Brief 1 -
Answer these questions using the text on content marketing:
(a) What share of the 100 online marketers surveyed update their blogs at least weekly?
(b) What does the text call the only reliable indicator across industries for increasing site traffic?
(c) Which types of content does the text say a content cascade can produce?
Brief 2 - Summarize the text on content marketing in two sentences.

Almost 70% of 100 online marketers surveyed are releasing content at least weekly. Blogs are important, too. Almost 56% are updating their blogs at least weekly.

There’s only one reliable indicator across industries for increasing the traffic to your site and that is the frequency of your blog posts. The more frequently you publish, the more your traffic will grow and the faster it will grow.

What is a content cascade?

A webinar represents a point in time in which a subject matter expert has organized a topic relevant to your business. The main points, graphs, and data have been assembled and organized. This is the hard work of content marketing.

The content cascade uses inexpensive and free tools to turn the graphics and the audio into sharable content of different types. The subject matter expert has done all the work. They’ve prepared the material, you now can create eBooks,  infographs, white papers, blog posts, and reports.

Raw data -

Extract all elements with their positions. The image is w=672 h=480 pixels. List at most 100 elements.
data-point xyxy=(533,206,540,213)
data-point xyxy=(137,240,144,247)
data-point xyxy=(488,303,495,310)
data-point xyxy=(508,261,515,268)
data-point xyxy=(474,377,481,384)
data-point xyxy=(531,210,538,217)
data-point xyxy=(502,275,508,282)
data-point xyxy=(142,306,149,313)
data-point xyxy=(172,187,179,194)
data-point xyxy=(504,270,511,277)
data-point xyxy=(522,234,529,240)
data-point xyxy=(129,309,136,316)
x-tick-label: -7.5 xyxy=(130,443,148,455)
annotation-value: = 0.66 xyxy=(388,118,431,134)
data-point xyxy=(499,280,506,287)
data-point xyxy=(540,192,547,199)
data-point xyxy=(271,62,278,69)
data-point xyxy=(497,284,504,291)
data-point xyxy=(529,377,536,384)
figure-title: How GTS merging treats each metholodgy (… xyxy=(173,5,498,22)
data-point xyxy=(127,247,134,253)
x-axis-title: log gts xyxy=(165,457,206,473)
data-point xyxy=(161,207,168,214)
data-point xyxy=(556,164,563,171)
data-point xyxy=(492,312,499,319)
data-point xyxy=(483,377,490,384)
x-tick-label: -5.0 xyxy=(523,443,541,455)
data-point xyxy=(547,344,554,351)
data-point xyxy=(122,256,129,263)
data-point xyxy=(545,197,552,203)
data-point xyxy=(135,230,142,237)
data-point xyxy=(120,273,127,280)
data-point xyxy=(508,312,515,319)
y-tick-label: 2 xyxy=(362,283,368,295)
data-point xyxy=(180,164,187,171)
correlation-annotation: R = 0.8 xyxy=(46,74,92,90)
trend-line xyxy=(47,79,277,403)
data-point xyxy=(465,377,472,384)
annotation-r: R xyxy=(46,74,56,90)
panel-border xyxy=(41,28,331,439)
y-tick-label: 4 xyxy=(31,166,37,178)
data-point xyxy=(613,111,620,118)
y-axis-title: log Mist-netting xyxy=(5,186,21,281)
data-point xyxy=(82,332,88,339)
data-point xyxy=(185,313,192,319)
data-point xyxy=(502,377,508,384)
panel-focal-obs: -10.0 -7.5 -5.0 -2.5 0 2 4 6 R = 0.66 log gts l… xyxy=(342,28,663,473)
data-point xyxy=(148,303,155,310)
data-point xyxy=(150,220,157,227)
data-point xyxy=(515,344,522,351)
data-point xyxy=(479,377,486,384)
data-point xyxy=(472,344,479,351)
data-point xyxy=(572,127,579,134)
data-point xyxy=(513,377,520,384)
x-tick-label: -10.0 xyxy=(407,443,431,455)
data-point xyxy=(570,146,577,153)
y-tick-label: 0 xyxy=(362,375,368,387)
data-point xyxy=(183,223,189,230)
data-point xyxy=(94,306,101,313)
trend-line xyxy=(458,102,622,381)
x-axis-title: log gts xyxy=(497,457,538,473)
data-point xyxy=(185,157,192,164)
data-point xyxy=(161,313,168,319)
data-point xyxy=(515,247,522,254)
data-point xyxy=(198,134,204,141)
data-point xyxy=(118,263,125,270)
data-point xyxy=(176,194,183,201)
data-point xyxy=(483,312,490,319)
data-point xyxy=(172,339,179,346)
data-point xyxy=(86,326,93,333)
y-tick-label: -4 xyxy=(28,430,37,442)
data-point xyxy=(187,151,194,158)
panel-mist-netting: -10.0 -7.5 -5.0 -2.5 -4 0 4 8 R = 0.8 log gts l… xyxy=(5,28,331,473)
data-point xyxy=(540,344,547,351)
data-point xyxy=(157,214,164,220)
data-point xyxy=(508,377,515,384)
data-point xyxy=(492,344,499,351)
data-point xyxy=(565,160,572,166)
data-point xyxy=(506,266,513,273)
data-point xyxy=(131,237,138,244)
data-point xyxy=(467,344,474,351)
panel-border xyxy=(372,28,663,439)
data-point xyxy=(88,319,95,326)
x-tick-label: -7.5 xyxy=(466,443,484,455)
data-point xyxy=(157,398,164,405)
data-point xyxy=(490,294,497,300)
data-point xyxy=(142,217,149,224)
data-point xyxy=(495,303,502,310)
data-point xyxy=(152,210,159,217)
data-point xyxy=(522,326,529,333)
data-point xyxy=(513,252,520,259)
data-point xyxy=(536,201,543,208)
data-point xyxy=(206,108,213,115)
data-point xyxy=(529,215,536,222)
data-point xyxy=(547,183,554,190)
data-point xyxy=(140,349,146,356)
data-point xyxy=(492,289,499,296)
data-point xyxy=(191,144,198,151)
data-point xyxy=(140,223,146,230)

Result 1 -
(a) Almost 56%.
(b) The frequency of your blog posts.
(c) eBooks, infographs, white papers, blog posts, and reports.

Result 2 - Most surveyed online marketers release content at least weekly, and publishing blog posts more frequently is the one reliable way to grow site traffic faster. A content cascade uses inexpensive and free tools to turn the material a subject matter expert prepared for a webinar into eBooks, infographs, white papers, blog posts, and reports.